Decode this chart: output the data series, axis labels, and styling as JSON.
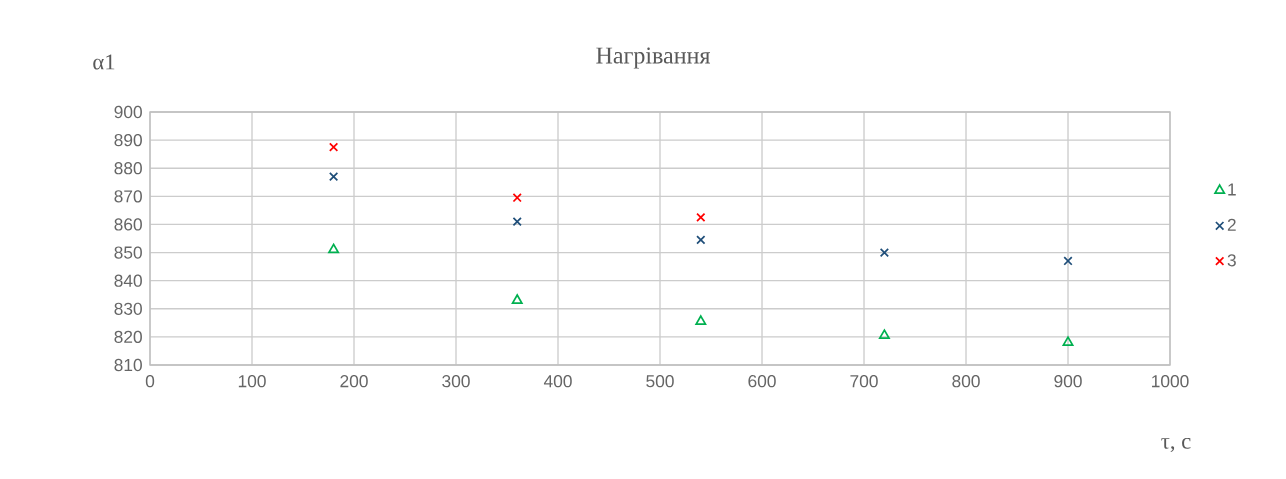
{
  "chart_data": {
    "type": "scatter",
    "title": "Нагрівання",
    "xlabel": "τ, с",
    "ylabel": "α1",
    "x": [
      180,
      360,
      540,
      720,
      900
    ],
    "series": [
      {
        "name": "1",
        "color": "#00b050",
        "marker": "triangle",
        "values": [
          851,
          833,
          825.5,
          820.5,
          818
        ]
      },
      {
        "name": "2",
        "color": "#1f4e79",
        "marker": "cross",
        "values": [
          877,
          861,
          854.5,
          850,
          847
        ]
      },
      {
        "name": "3",
        "color": "#ff0000",
        "marker": "cross",
        "x": [
          180,
          360,
          540
        ],
        "values": [
          887.5,
          869.5,
          862.5
        ]
      }
    ],
    "xlim": [
      0,
      1000
    ],
    "xticks": [
      0,
      100,
      200,
      300,
      400,
      500,
      600,
      700,
      800,
      900,
      1000
    ],
    "ylim": [
      810,
      900
    ],
    "yticks": [
      810,
      820,
      830,
      840,
      850,
      860,
      870,
      880,
      890,
      900
    ],
    "grid": true,
    "legend": "right"
  }
}
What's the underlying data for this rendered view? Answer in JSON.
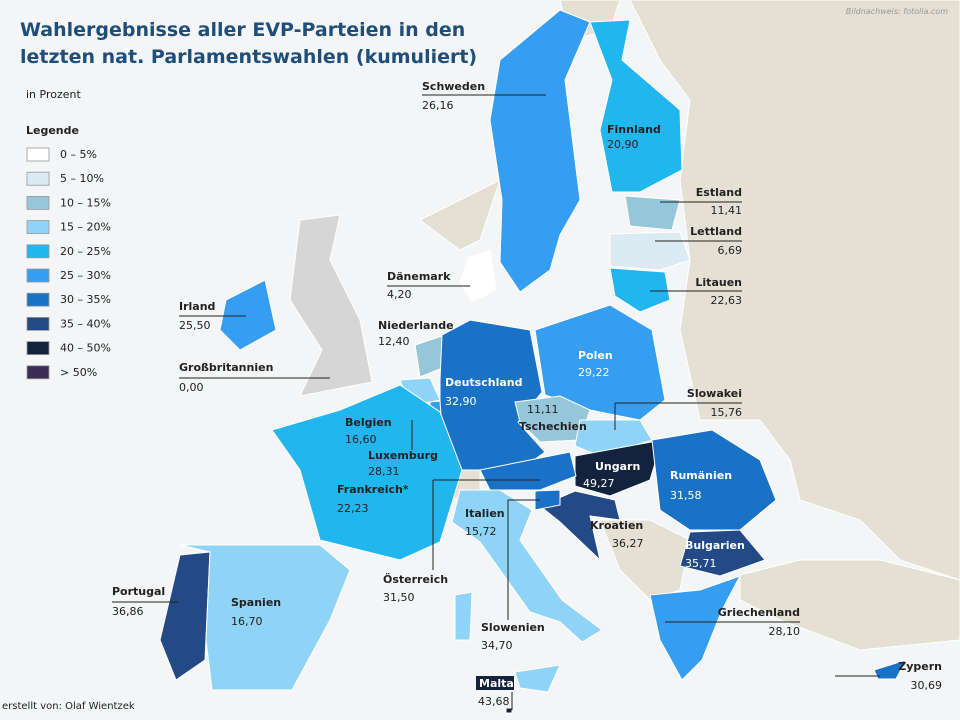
{
  "header": {
    "title_line1": "Wahlergebnisse  aller EVP-Parteien in den",
    "title_line2": "letzten nat. Parlamentswahlen (kumuliert)",
    "unit": "in Prozent",
    "credit": "Bildnachweis: fotolia.com"
  },
  "footer": {
    "author": "erstellt von: Olaf Wientzek"
  },
  "legend": {
    "title": "Legende",
    "items": [
      {
        "label": "0 – 5%",
        "color": "#ffffff"
      },
      {
        "label": "5 – 10%",
        "color": "#dbeaf3"
      },
      {
        "label": "10 – 15%",
        "color": "#96c6da"
      },
      {
        "label": "15 – 20%",
        "color": "#8fd4f6"
      },
      {
        "label": "20 – 25%",
        "color": "#22b6ef"
      },
      {
        "label": "25 – 30%",
        "color": "#369ef0"
      },
      {
        "label": "30 – 35%",
        "color": "#1a72c6"
      },
      {
        "label": "35 – 40%",
        "color": "#234a86"
      },
      {
        "label": "40 – 50%",
        "color": "#14233d"
      },
      {
        "label": "> 50%",
        "color": "#3d2d55"
      }
    ]
  },
  "countries": [
    {
      "name": "Schweden",
      "value": "26,16",
      "color": "#369ef0"
    },
    {
      "name": "Finnland",
      "value": "20,90",
      "color": "#22b6ef"
    },
    {
      "name": "Estland",
      "value": "11,41",
      "color": "#96c6da"
    },
    {
      "name": "Lettland",
      "value": "6,69",
      "color": "#dbeaf3"
    },
    {
      "name": "Litauen",
      "value": "22,63",
      "color": "#22b6ef"
    },
    {
      "name": "Dänemark",
      "value": "4,20",
      "color": "#ffffff"
    },
    {
      "name": "Irland",
      "value": "25,50",
      "color": "#369ef0"
    },
    {
      "name": "Niederlande",
      "value": "12,40",
      "color": "#96c6da"
    },
    {
      "name": "Großbritannien",
      "value": "0,00",
      "color": "#d6d6d6"
    },
    {
      "name": "Deutschland",
      "value": "32,90",
      "color": "#1a72c6"
    },
    {
      "name": "Polen",
      "value": "29,22",
      "color": "#369ef0"
    },
    {
      "name": "Belgien",
      "value": "16,60",
      "color": "#8fd4f6"
    },
    {
      "name": "Tschechien",
      "value": "11,11",
      "color": "#96c6da"
    },
    {
      "name": "Slowakei",
      "value": "15,76",
      "color": "#8fd4f6"
    },
    {
      "name": "Luxemburg",
      "value": "28,31",
      "color": "#369ef0"
    },
    {
      "name": "Ungarn",
      "value": "49,27",
      "color": "#14233d"
    },
    {
      "name": "Rumänien",
      "value": "31,58",
      "color": "#1a72c6"
    },
    {
      "name": "Frankreich*",
      "value": "22,23",
      "color": "#22b6ef"
    },
    {
      "name": "Italien",
      "value": "15,72",
      "color": "#8fd4f6"
    },
    {
      "name": "Kroatien",
      "value": "36,27",
      "color": "#234a86"
    },
    {
      "name": "Bulgarien",
      "value": "35,71",
      "color": "#234a86"
    },
    {
      "name": "Österreich",
      "value": "31,50",
      "color": "#1a72c6"
    },
    {
      "name": "Portugal",
      "value": "36,86",
      "color": "#234a86"
    },
    {
      "name": "Spanien",
      "value": "16,70",
      "color": "#8fd4f6"
    },
    {
      "name": "Griechenland",
      "value": "28,10",
      "color": "#369ef0"
    },
    {
      "name": "Slowenien",
      "value": "34,70",
      "color": "#1a72c6"
    },
    {
      "name": "Zypern",
      "value": "30,69",
      "color": "#1a72c6"
    },
    {
      "name": "Malta",
      "value": "43,68",
      "color": "#14233d"
    }
  ]
}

** Stated problem **
Identify and list each line with the word "JSON".

** Result **
Decode this chart: output the data series, axis labels, and styling as JSON.
What's the underlying data for this rendered view? Answer in JSON.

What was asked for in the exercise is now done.